'''

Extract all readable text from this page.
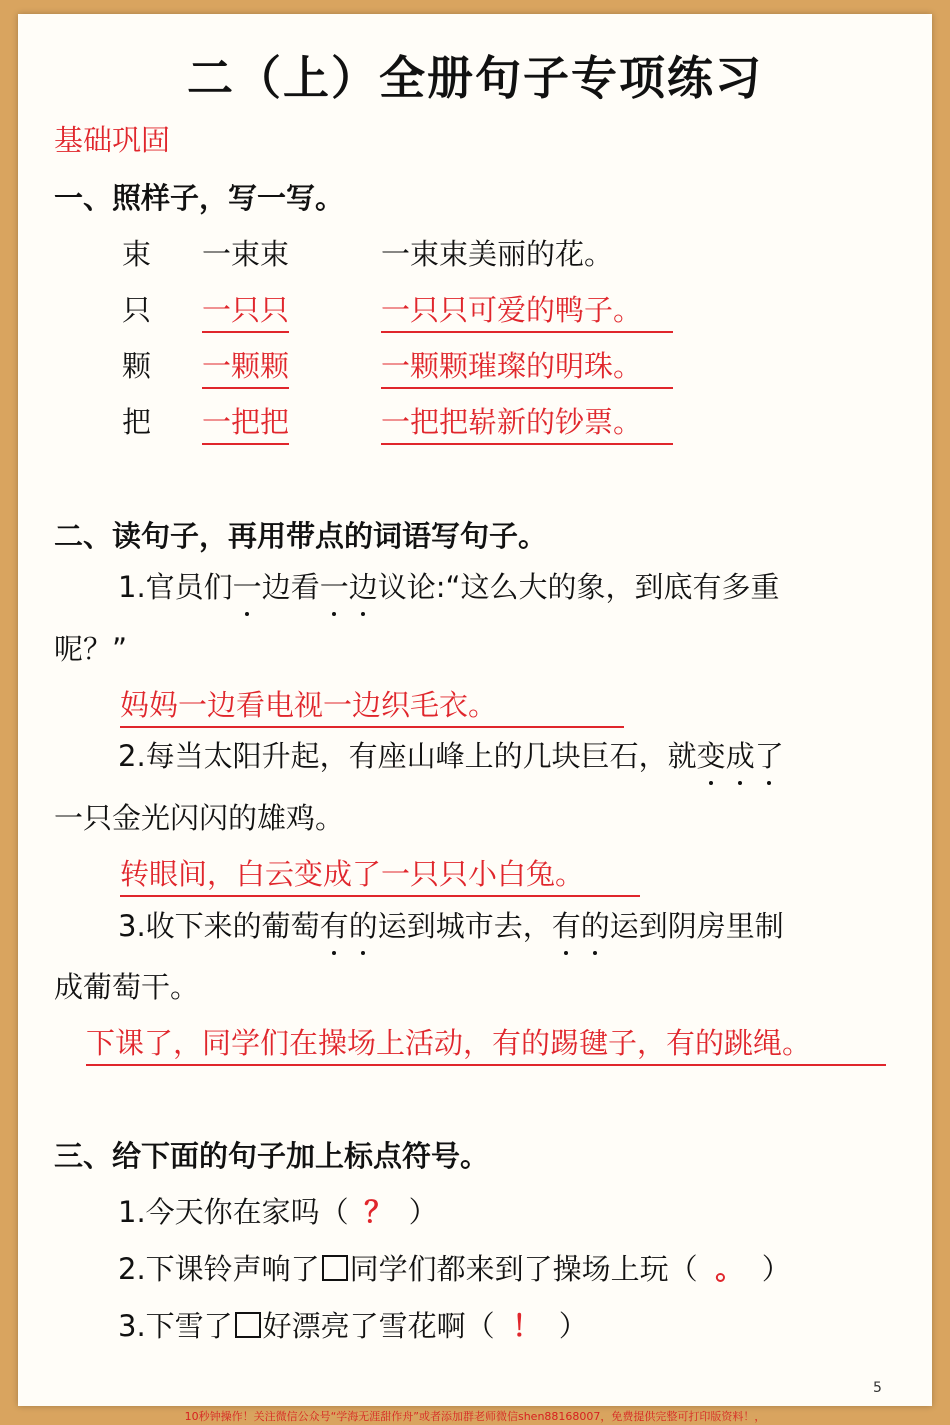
二（上）全册句子专项练习
基础巩固
一、照样子，写一写。
束 一束束	一束束美丽的花。
只 一只只	一只只可爱的鸭子。
颗 一颗颗	一颗颗璀璨的明珠。
把 一把把	一把把崭新的钞票。
二、读句子，再用带点的词语写句子。
1.官员们一边看一边议论:“这么大的象，到底有多重
呢？”
妈妈一边看电视一边织毛衣。
2.每当太阳升起，有座山峰上的几块巨石，就变成了
一只金光闪闪的雄鸡。
转眼间，白云变成了一只只小白兔。
3.收下来的葡萄有的运到城市去，有的运到阴房里制
成葡萄干。
下课了，同学们在操场上活动，有的踢毽子，有的跳绳。
三、给下面的句子加上标点符号。
1.今天你在家吗（ ？ ）
2.下课铃声响了 同学们都来到了操场上玩（ 。 ）
3.下雪了 好漂亮了雪花啊（ ！ ）
5
10秒钟操作！关注微信公众号“学海无涯甜作舟”或者添加群老师微信shen88168007，免费提供完整可打印版资料！，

'''

# [THE EXERCISE]
Output all of the data exactly as it stands, minus any images.

# [RESPONSE TO THIS EXERCISE]
Extract all readable text from this page.
二（上）全册句子专项练习
基础巩固
一、照样子，写一写。
束 一束束	一束束美丽的花。
只 一只只	一只只可爱的鸭子。
颗 一颗颗	一颗颗璀璨的明珠。
把 一把把	一把把崭新的钞票。
二、读句子，再用带点的词语写句子。
1.官员们一边看一边议论:“这么大的象，到底有多重
呢？”
妈妈一边看电视一边织毛衣。
2.每当太阳升起，有座山峰上的几块巨石，就变成了
一只金光闪闪的雄鸡。
转眼间，白云变成了一只只小白兔。
3.收下来的葡萄有的运到城市去，有的运到阴房里制
成葡萄干。
下课了，同学们在操场上活动，有的踢毽子，有的跳绳。
三、给下面的句子加上标点符号。
1.今天你在家吗（ ？ ）
2.下课铃声响了 同学们都来到了操场上玩（ 。 ）
3.下雪了 好漂亮了雪花啊（ ！ ）
5
10秒钟操作！关注微信公众号“学海无涯甜作舟”或者添加群老师微信shen88168007，免费提供完整可打印版资料！，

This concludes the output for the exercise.